**WHAT YOU ARE ASKED TO DO:** Repeat each entry as written, dropping any picture you find.

+===+

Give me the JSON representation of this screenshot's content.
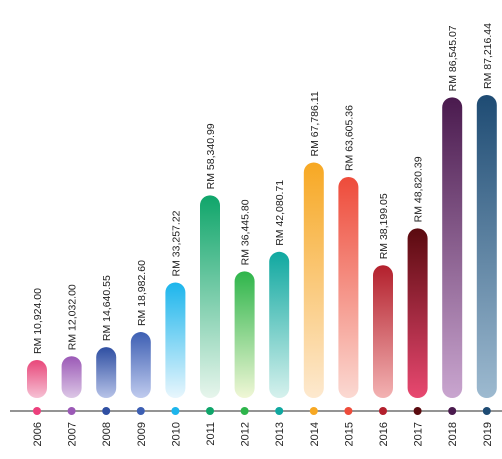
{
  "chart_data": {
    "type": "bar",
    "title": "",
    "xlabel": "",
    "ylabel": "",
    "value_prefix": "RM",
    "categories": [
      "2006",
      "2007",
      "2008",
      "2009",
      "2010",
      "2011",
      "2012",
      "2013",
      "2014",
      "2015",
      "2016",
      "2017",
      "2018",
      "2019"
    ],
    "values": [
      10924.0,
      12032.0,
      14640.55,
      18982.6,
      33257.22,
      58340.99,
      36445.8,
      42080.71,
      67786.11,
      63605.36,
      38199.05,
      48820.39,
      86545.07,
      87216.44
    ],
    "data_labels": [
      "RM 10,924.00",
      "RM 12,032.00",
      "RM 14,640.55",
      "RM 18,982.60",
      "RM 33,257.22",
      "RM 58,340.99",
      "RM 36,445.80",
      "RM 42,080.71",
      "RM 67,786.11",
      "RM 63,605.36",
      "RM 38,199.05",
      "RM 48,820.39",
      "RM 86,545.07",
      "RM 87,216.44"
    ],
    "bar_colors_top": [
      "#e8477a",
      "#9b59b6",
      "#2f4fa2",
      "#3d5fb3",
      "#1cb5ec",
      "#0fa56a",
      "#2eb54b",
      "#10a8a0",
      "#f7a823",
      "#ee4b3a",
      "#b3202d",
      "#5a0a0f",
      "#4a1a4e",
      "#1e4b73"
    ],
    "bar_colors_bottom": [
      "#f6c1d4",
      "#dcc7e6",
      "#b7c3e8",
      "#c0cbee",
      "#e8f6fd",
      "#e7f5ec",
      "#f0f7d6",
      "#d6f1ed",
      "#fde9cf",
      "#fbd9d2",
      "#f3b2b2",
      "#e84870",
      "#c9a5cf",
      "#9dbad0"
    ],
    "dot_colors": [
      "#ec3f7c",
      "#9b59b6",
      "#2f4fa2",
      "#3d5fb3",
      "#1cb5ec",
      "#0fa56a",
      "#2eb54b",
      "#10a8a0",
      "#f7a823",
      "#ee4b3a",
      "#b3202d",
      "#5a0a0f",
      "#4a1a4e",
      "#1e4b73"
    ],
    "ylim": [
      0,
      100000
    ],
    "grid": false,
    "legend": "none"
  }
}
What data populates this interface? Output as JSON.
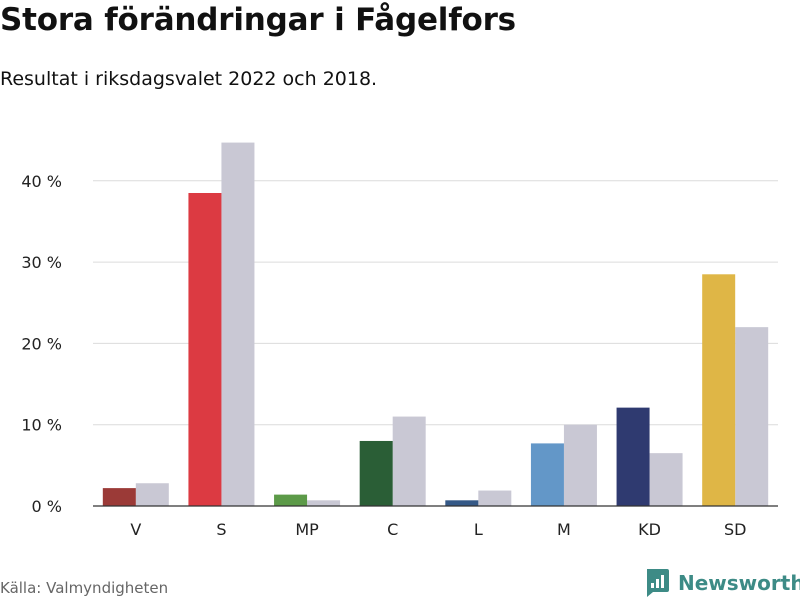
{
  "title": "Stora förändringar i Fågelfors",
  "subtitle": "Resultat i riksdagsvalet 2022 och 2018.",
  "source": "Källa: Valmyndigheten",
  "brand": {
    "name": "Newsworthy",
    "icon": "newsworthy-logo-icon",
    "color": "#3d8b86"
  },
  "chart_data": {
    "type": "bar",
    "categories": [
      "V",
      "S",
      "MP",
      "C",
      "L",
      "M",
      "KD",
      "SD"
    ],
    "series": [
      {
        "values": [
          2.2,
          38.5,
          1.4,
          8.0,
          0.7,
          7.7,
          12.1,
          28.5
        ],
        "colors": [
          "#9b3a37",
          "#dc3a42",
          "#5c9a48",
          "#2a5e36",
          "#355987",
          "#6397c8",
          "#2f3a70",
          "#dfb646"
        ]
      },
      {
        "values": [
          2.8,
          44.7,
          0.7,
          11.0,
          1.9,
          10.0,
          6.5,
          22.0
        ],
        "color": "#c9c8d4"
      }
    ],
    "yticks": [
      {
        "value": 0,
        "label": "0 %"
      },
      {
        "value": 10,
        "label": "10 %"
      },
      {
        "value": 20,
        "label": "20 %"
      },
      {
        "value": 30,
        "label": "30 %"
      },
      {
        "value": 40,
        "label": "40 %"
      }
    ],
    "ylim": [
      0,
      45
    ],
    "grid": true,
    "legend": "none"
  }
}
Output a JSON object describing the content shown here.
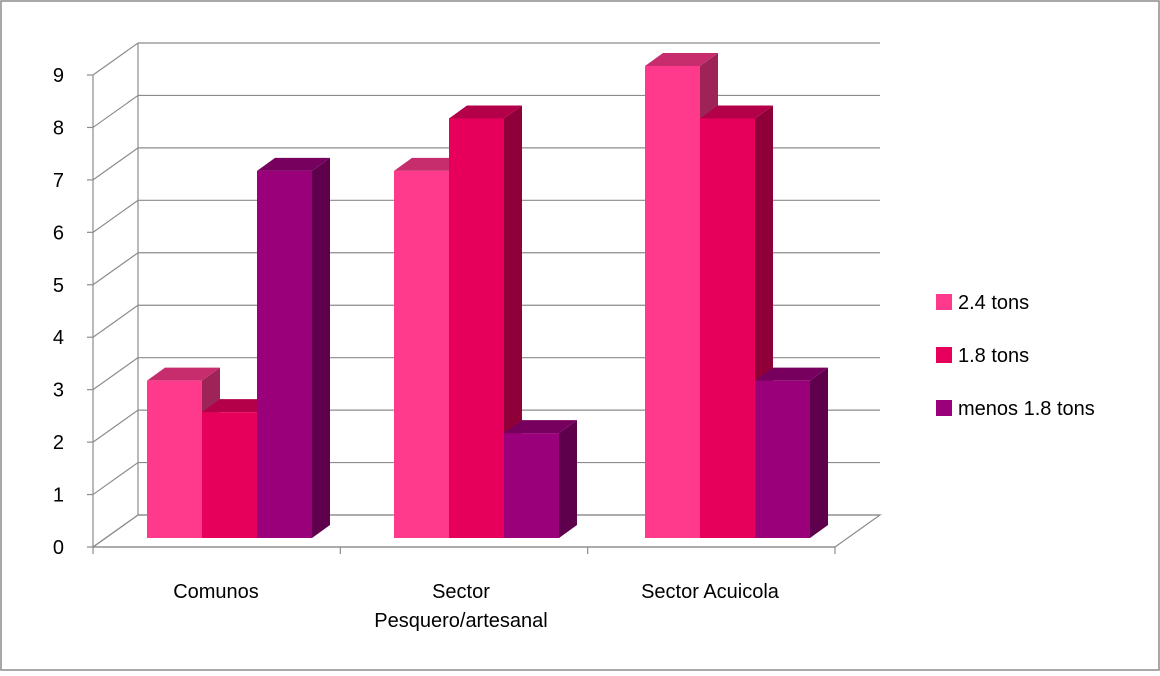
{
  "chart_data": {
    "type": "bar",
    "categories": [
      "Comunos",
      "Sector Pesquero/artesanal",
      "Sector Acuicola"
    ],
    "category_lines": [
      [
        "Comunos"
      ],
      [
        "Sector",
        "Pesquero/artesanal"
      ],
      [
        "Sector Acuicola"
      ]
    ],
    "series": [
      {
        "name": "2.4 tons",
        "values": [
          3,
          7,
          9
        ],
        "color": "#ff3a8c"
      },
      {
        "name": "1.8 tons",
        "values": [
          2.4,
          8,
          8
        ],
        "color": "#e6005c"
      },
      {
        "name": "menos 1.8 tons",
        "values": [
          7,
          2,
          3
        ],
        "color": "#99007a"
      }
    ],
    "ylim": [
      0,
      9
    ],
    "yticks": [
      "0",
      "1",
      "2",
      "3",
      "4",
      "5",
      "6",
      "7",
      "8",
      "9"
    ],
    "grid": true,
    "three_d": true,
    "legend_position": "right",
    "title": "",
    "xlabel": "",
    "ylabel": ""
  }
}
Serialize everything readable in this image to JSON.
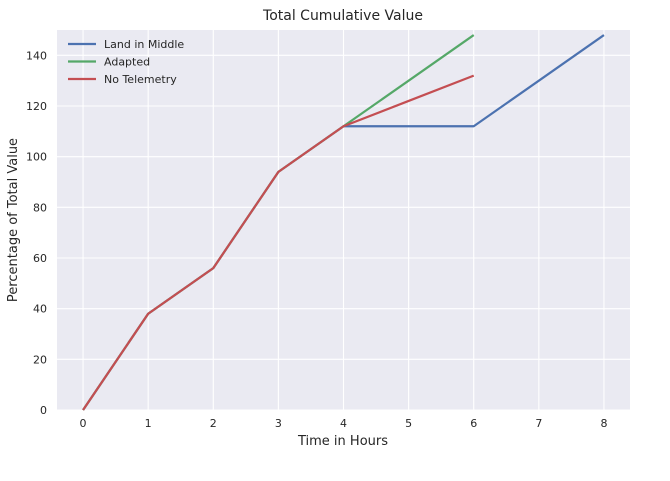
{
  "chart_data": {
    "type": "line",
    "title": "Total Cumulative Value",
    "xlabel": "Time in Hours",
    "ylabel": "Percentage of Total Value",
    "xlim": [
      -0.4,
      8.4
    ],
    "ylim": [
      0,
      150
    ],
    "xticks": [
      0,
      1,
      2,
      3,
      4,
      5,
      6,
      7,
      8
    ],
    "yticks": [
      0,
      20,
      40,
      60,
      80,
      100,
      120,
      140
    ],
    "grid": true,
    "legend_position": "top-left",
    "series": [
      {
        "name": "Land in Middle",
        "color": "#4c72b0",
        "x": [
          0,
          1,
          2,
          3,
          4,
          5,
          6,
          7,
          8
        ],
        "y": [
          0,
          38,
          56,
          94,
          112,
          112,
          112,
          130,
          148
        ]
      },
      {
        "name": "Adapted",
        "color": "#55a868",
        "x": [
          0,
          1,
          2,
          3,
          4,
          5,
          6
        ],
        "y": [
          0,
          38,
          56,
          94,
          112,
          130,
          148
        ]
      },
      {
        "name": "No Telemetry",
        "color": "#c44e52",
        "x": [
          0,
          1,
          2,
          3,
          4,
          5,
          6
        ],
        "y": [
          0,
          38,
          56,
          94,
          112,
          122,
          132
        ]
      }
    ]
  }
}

+===+

**RESULT BELOW:**
Give me the JSON representation of this screenshot's content.
{
  "chart_data": {
    "type": "bar",
    "title": "",
    "xlabel": "",
    "ylabel": "",
    "value_prefix": "RM",
    "categories": [
      "2006",
      "2007",
      "2008",
      "2009",
      "2010",
      "2011",
      "2012",
      "2013",
      "2014",
      "2015",
      "2016",
      "2017",
      "2018",
      "2019"
    ],
    "values": [
      10924.0,
      12032.0,
      14640.55,
      18982.6,
      33257.22,
      58340.99,
      36445.8,
      42080.71,
      67786.11,
      63605.36,
      38199.05,
      48820.39,
      86545.07,
      87216.44
    ],
    "data_labels": [
      "RM 10,924.00",
      "RM 12,032.00",
      "RM 14,640.55",
      "RM 18,982.60",
      "RM 33,257.22",
      "RM 58,340.99",
      "RM 36,445.80",
      "RM 42,080.71",
      "RM 67,786.11",
      "RM 63,605.36",
      "RM 38,199.05",
      "RM 48,820.39",
      "RM 86,545.07",
      "RM 87,216.44"
    ],
    "bar_colors_top": [
      "#e8477a",
      "#9b59b6",
      "#2f4fa2",
      "#3d5fb3",
      "#1cb5ec",
      "#0fa56a",
      "#2eb54b",
      "#10a8a0",
      "#f7a823",
      "#ee4b3a",
      "#b3202d",
      "#5a0a0f",
      "#4a1a4e",
      "#1e4b73"
    ],
    "bar_colors_bottom": [
      "#f6c1d4",
      "#dcc7e6",
      "#b7c3e8",
      "#c0cbee",
      "#e8f6fd",
      "#e7f5ec",
      "#f0f7d6",
      "#d6f1ed",
      "#fde9cf",
      "#fbd9d2",
      "#f3b2b2",
      "#e84870",
      "#c9a5cf",
      "#9dbad0"
    ],
    "dot_colors": [
      "#ec3f7c",
      "#9b59b6",
      "#2f4fa2",
      "#3d5fb3",
      "#1cb5ec",
      "#0fa56a",
      "#2eb54b",
      "#10a8a0",
      "#f7a823",
      "#ee4b3a",
      "#b3202d",
      "#5a0a0f",
      "#4a1a4e",
      "#1e4b73"
    ],
    "ylim": [
      0,
      100000
    ],
    "grid": false,
    "legend": "none"
  }
}
What data populates this interface? Output as JSON.
{
  "title": "Stora förändringar i Fågelfors",
  "subtitle": "Resultat i riksdagsvalet 2022 och 2018.",
  "source": "Källa: Valmyndigheten",
  "brand": {
    "name": "Newsworthy",
    "icon": "newsworthy-logo-icon",
    "color": "#3d8b86"
  },
  "chart_data": {
    "type": "bar",
    "categories": [
      "V",
      "S",
      "MP",
      "C",
      "L",
      "M",
      "KD",
      "SD"
    ],
    "series": [
      {
        "values": [
          2.2,
          38.5,
          1.4,
          8.0,
          0.7,
          7.7,
          12.1,
          28.5
        ],
        "colors": [
          "#9b3a37",
          "#dc3a42",
          "#5c9a48",
          "#2a5e36",
          "#355987",
          "#6397c8",
          "#2f3a70",
          "#dfb646"
        ]
      },
      {
        "values": [
          2.8,
          44.7,
          0.7,
          11.0,
          1.9,
          10.0,
          6.5,
          22.0
        ],
        "color": "#c9c8d4"
      }
    ],
    "yticks": [
      {
        "value": 0,
        "label": "0 %"
      },
      {
        "value": 10,
        "label": "10 %"
      },
      {
        "value": 20,
        "label": "20 %"
      },
      {
        "value": 30,
        "label": "30 %"
      },
      {
        "value": 40,
        "label": "40 %"
      }
    ],
    "ylim": [
      0,
      45
    ],
    "grid": true,
    "legend": "none"
  }
}
Output a JSON object describing the content shown here.
{
  "chart_data": {
    "type": "bar",
    "categories": [
      "Comunos",
      "Sector Pesquero/artesanal",
      "Sector Acuicola"
    ],
    "category_lines": [
      [
        "Comunos"
      ],
      [
        "Sector",
        "Pesquero/artesanal"
      ],
      [
        "Sector Acuicola"
      ]
    ],
    "series": [
      {
        "name": "2.4 tons",
        "values": [
          3,
          7,
          9
        ],
        "color": "#ff3a8c"
      },
      {
        "name": "1.8 tons",
        "values": [
          2.4,
          8,
          8
        ],
        "color": "#e6005c"
      },
      {
        "name": "menos 1.8 tons",
        "values": [
          7,
          2,
          3
        ],
        "color": "#99007a"
      }
    ],
    "ylim": [
      0,
      9
    ],
    "yticks": [
      "0",
      "1",
      "2",
      "3",
      "4",
      "5",
      "6",
      "7",
      "8",
      "9"
    ],
    "grid": true,
    "three_d": true,
    "legend_position": "right",
    "title": "",
    "xlabel": "",
    "ylabel": ""
  }
}
Serialize everything readable in this image to JSON.
{
  "chart_data": {
    "type": "line",
    "title": "Total Cumulative Value",
    "xlabel": "Time in Hours",
    "ylabel": "Percentage of Total Value",
    "xlim": [
      -0.4,
      8.4
    ],
    "ylim": [
      0,
      150
    ],
    "xticks": [
      0,
      1,
      2,
      3,
      4,
      5,
      6,
      7,
      8
    ],
    "yticks": [
      0,
      20,
      40,
      60,
      80,
      100,
      120,
      140
    ],
    "grid": true,
    "legend_position": "top-left",
    "series": [
      {
        "name": "Land in Middle",
        "color": "#4c72b0",
        "x": [
          0,
          1,
          2,
          3,
          4,
          5,
          6,
          7,
          8
        ],
        "y": [
          0,
          38,
          56,
          94,
          112,
          112,
          112,
          130,
          148
        ]
      },
      {
        "name": "Adapted",
        "color": "#55a868",
        "x": [
          0,
          1,
          2,
          3,
          4,
          5,
          6
        ],
        "y": [
          0,
          38,
          56,
          94,
          112,
          130,
          148
        ]
      },
      {
        "name": "No Telemetry",
        "color": "#c44e52",
        "x": [
          0,
          1,
          2,
          3,
          4,
          5,
          6
        ],
        "y": [
          0,
          38,
          56,
          94,
          112,
          122,
          132
        ]
      }
    ]
  }
}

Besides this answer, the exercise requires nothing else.